Required action: Below are some records; find each line that carries the word "months" and copy it.

[Records from a dataset]
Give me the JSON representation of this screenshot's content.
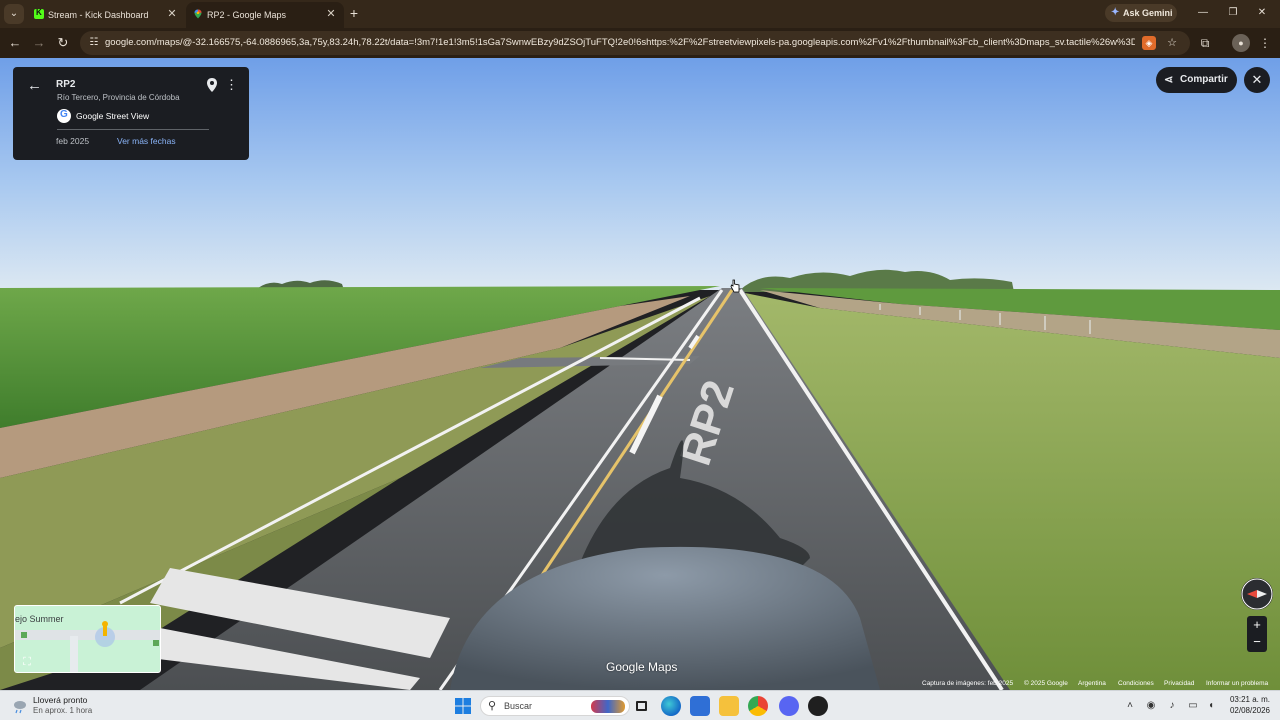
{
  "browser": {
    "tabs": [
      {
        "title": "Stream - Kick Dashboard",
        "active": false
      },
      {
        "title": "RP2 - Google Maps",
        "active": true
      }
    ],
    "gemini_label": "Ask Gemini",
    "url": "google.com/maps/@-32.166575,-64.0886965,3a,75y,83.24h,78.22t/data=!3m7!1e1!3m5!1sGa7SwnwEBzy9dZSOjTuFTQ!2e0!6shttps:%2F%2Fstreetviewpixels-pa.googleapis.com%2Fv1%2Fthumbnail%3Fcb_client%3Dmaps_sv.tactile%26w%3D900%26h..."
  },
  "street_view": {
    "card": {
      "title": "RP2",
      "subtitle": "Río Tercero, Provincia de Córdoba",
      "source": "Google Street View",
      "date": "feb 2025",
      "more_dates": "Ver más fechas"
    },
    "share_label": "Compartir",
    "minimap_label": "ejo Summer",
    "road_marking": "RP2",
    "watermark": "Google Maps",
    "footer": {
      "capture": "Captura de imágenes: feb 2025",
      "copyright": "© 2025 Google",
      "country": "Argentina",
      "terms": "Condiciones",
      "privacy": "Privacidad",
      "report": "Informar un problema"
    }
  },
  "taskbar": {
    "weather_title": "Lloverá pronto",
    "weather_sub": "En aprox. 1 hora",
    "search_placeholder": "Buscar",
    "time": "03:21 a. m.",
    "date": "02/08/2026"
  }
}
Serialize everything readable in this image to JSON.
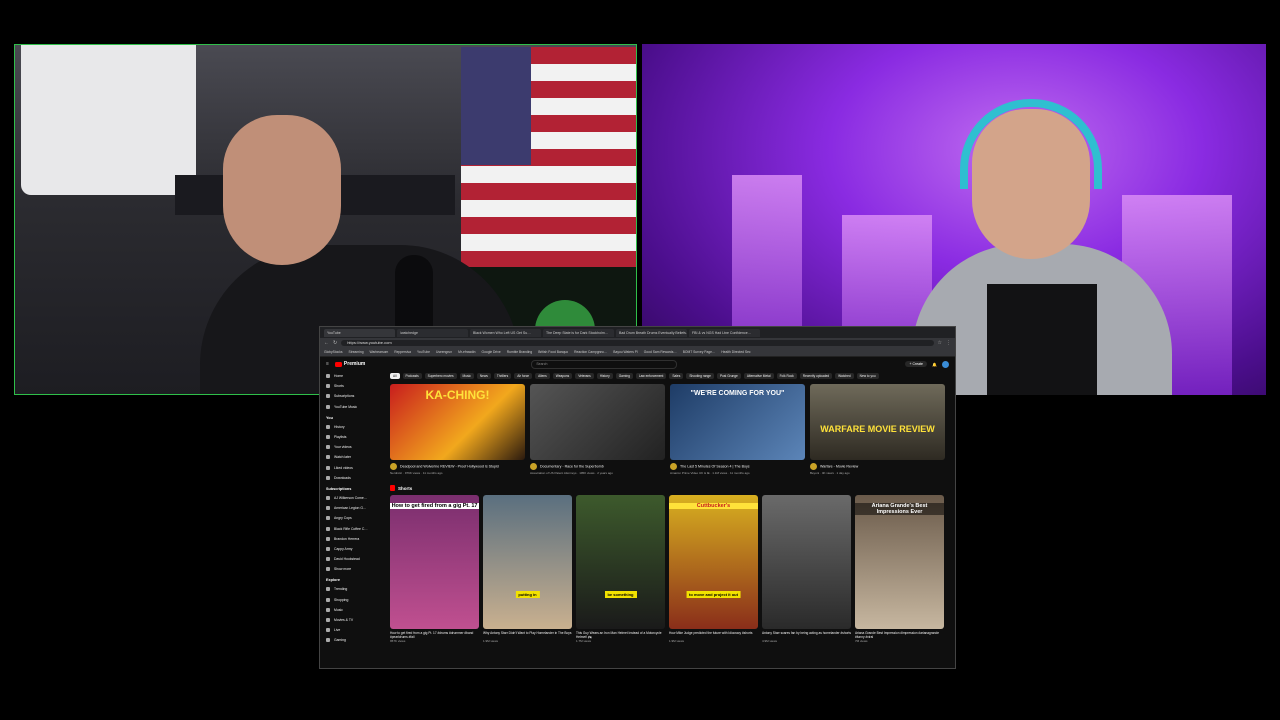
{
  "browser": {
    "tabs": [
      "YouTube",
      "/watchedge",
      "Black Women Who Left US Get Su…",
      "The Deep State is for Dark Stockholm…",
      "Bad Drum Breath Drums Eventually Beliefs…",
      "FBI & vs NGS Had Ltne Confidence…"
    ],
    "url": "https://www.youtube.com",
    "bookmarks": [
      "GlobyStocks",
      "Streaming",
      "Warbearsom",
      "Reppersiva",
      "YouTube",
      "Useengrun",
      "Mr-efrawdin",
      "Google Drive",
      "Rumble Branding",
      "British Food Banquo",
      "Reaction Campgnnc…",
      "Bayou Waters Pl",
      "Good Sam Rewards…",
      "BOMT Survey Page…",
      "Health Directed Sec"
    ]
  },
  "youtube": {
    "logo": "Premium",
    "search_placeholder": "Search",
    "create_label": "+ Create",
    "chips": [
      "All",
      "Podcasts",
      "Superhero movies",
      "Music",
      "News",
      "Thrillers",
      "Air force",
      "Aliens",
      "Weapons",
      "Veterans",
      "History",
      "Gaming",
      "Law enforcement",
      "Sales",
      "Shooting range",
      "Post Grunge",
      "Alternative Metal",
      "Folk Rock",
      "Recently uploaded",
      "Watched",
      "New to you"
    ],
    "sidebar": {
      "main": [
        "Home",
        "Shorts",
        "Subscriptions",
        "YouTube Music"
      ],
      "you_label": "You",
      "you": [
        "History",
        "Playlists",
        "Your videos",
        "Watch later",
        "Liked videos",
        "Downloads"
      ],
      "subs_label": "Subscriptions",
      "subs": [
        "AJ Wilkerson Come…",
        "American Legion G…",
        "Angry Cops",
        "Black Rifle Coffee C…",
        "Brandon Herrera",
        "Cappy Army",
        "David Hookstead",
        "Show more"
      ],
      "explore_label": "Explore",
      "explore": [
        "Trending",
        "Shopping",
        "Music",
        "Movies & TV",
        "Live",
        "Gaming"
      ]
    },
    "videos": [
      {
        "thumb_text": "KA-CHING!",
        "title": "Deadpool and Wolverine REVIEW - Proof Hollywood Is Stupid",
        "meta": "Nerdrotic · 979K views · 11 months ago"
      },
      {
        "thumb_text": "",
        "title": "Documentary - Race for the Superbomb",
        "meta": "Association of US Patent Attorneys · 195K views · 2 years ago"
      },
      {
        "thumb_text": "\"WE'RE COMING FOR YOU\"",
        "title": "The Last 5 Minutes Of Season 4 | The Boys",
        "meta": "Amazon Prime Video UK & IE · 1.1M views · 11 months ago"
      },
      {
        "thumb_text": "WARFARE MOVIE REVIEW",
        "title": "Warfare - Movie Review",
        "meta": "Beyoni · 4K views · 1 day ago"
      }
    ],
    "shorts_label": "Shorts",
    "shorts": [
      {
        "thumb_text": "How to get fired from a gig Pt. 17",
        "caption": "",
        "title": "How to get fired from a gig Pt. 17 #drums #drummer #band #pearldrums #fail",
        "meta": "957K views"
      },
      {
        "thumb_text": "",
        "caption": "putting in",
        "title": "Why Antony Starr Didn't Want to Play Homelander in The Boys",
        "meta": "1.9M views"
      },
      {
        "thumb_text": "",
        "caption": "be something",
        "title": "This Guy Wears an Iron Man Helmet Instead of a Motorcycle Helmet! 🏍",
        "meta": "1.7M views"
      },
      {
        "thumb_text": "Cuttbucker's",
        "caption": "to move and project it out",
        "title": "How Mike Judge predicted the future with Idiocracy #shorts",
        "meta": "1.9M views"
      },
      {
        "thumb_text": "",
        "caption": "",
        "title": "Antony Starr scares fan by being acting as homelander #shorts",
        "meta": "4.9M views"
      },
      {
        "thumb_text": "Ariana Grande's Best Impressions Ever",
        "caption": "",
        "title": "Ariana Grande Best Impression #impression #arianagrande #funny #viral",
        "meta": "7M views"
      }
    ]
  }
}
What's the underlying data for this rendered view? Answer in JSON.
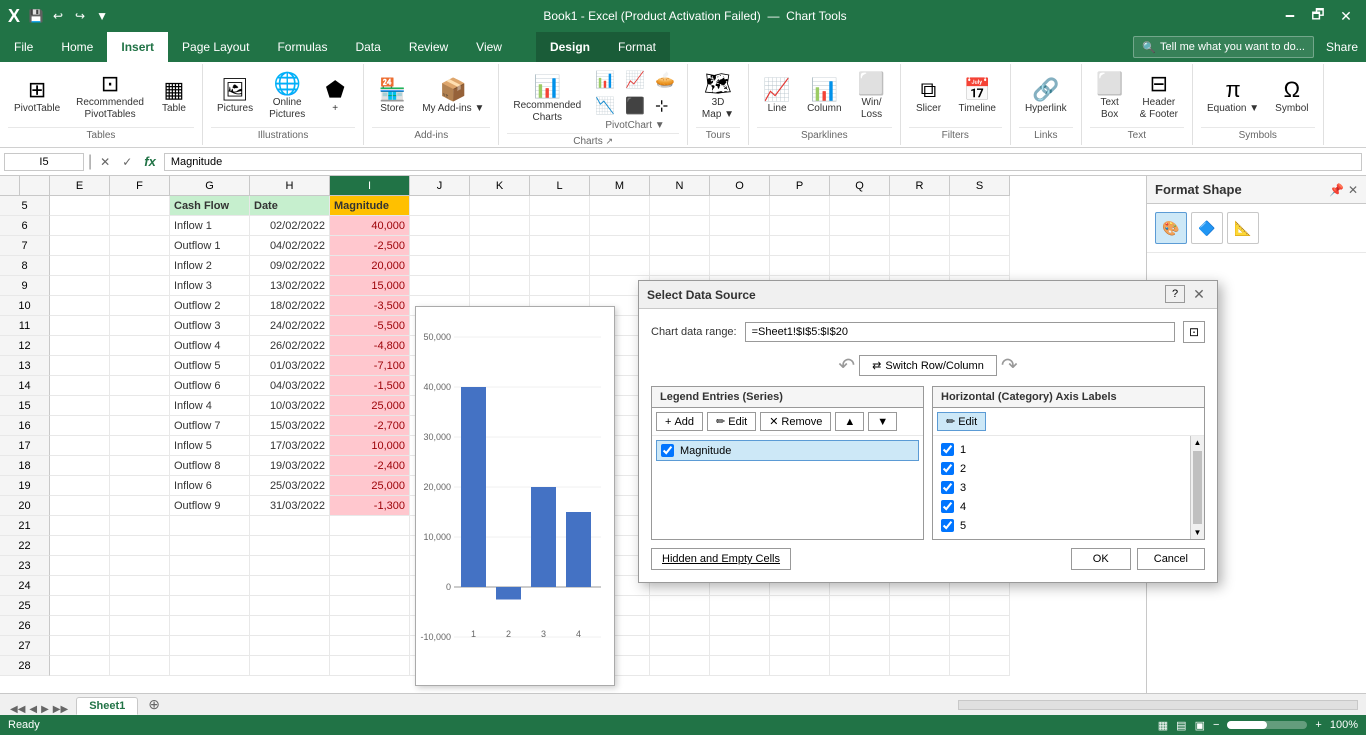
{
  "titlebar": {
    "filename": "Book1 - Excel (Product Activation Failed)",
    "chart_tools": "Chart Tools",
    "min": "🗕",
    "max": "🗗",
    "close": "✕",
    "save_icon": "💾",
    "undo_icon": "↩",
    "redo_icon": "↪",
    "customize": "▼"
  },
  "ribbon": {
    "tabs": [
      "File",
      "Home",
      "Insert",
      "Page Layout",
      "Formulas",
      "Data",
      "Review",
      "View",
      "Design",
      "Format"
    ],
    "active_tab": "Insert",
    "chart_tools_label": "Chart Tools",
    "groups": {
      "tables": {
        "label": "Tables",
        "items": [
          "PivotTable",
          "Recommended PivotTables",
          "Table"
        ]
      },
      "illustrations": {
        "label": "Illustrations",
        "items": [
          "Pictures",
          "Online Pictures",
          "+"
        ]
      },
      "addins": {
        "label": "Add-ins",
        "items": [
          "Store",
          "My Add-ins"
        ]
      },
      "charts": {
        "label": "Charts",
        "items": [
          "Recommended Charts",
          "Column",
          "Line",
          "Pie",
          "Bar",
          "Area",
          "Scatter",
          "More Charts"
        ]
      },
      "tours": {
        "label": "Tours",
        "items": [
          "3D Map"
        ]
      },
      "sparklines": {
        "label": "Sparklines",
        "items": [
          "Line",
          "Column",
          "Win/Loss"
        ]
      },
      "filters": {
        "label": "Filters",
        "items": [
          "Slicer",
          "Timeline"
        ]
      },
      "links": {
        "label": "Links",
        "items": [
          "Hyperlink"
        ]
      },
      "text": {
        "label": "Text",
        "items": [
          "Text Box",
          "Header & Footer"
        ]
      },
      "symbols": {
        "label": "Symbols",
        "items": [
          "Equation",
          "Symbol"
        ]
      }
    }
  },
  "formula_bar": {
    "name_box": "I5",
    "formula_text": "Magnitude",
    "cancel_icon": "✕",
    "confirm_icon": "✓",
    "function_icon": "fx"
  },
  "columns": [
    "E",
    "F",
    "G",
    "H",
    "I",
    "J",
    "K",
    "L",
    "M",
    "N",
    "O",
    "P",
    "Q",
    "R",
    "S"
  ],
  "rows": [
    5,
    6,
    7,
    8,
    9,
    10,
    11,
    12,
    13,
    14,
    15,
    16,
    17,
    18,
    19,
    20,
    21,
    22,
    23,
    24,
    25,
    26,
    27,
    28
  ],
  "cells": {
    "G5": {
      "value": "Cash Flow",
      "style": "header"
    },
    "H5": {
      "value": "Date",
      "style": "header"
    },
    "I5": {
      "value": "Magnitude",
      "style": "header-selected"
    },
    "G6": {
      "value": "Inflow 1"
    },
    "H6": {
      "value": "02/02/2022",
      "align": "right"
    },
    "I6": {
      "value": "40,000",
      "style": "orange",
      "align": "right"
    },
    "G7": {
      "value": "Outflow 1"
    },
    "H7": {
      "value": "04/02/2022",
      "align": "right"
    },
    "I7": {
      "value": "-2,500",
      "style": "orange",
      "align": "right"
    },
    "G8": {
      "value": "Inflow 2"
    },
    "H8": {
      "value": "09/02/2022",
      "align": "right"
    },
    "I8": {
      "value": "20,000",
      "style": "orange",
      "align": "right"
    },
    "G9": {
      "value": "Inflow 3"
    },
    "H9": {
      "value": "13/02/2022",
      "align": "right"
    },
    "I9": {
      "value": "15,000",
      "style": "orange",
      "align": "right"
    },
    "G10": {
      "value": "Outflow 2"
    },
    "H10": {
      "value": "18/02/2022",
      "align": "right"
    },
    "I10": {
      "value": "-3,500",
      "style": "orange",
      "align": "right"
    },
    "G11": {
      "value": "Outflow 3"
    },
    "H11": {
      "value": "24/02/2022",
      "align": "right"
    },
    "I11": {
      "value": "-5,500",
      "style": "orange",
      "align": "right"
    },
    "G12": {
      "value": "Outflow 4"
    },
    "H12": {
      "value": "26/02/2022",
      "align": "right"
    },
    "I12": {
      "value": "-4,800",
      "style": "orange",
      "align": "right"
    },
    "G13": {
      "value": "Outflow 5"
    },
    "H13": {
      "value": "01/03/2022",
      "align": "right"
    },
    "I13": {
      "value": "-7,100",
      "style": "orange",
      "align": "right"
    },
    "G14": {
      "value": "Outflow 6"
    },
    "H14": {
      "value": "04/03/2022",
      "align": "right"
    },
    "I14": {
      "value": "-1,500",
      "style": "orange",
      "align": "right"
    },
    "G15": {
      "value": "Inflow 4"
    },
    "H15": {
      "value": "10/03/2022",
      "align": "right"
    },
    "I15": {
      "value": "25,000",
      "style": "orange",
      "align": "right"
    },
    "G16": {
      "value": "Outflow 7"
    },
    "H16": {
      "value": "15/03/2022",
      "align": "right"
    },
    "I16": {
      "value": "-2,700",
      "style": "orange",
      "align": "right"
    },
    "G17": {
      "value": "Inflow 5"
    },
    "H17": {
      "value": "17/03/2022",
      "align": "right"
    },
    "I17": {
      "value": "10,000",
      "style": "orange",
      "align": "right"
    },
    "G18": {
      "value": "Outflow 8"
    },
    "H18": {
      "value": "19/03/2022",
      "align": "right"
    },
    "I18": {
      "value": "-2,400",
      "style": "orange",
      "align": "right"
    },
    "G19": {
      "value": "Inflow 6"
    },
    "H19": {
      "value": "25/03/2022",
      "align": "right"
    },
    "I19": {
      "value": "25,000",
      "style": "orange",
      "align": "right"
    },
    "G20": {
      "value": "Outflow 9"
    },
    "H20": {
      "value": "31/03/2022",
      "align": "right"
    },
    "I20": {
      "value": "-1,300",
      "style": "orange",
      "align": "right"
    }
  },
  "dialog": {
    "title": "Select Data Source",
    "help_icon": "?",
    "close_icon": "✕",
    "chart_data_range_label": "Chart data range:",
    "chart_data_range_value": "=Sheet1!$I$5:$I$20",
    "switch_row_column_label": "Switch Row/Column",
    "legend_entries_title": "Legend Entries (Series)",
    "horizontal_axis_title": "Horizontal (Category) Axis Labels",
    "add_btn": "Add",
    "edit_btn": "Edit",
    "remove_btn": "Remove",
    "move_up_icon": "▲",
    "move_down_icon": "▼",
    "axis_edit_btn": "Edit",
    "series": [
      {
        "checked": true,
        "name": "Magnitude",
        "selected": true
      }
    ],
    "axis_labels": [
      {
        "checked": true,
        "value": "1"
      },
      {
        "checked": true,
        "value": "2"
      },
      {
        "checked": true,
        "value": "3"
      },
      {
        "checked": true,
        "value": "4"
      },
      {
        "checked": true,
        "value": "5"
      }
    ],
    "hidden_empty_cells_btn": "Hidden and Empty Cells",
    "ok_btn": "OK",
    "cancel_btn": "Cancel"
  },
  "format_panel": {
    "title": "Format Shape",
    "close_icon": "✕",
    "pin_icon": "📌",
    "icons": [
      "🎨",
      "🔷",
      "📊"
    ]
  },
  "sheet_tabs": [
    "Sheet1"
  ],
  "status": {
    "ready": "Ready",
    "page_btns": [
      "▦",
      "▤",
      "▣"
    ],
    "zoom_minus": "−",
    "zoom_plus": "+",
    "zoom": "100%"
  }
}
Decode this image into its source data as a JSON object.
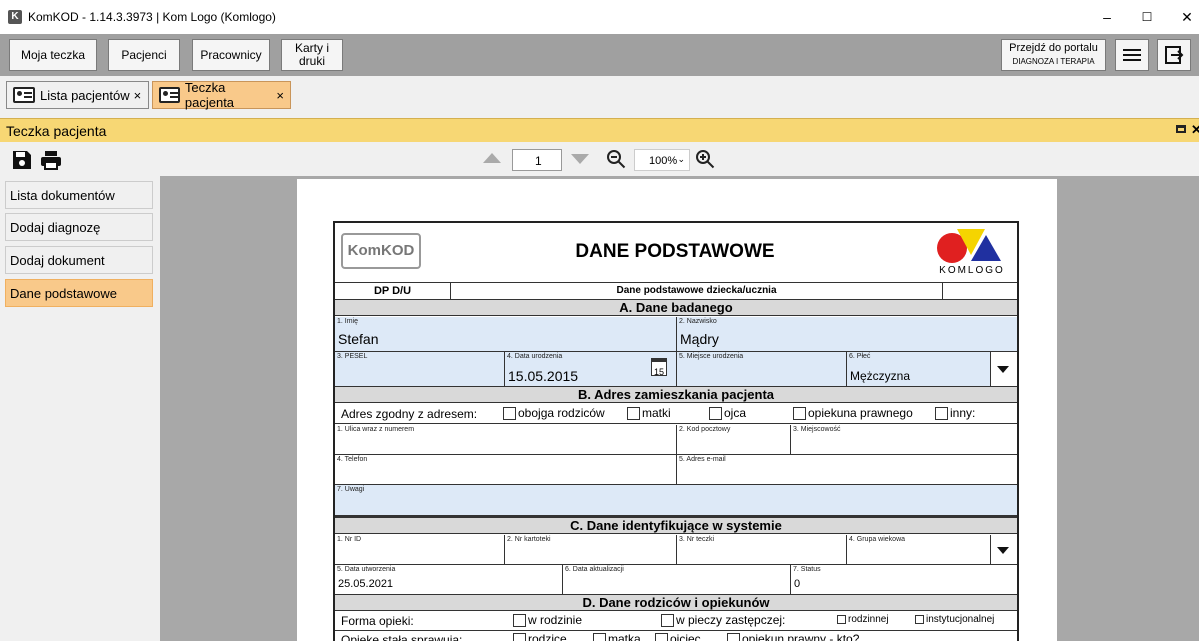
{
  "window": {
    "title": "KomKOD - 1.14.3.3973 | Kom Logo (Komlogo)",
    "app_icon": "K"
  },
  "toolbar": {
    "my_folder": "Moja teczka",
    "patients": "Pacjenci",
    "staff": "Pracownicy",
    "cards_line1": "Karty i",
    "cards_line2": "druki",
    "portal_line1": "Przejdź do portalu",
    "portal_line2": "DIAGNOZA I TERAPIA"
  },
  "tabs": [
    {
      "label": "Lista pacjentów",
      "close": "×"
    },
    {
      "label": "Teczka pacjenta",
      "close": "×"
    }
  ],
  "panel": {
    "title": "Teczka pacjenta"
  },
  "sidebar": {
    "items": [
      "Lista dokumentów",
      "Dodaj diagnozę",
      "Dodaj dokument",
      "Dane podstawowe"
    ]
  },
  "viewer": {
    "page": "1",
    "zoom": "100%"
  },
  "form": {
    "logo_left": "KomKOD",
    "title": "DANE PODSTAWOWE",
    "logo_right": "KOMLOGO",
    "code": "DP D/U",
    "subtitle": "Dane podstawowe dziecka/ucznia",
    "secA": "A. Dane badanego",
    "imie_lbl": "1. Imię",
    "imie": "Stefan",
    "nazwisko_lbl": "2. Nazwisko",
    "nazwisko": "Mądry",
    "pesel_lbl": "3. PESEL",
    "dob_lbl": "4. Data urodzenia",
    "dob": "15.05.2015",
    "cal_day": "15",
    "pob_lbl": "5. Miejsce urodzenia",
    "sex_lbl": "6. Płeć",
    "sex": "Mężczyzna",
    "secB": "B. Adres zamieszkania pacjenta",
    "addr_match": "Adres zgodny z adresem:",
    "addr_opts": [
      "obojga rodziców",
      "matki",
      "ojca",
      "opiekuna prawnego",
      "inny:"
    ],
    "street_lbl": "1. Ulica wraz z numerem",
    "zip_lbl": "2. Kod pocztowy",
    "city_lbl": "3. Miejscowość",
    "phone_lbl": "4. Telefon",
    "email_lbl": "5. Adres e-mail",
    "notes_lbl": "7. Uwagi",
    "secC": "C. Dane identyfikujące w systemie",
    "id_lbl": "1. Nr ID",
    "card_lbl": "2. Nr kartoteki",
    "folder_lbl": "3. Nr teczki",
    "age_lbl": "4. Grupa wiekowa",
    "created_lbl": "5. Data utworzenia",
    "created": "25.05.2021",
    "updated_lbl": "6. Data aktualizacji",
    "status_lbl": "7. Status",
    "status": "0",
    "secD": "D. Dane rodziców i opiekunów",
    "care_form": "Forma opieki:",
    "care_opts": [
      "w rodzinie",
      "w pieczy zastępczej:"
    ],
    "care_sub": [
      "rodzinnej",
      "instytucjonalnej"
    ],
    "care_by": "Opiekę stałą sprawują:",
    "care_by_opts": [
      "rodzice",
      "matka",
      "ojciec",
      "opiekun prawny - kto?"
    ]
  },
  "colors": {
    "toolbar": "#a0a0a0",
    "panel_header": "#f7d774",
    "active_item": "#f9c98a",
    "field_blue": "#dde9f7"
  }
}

Answer for the task:
        "meta": "Nerdrotic · 979K views · 11 months ago"
        "meta": "Amazon Prime Video UK & IE · 1.1M views · 11 months ago"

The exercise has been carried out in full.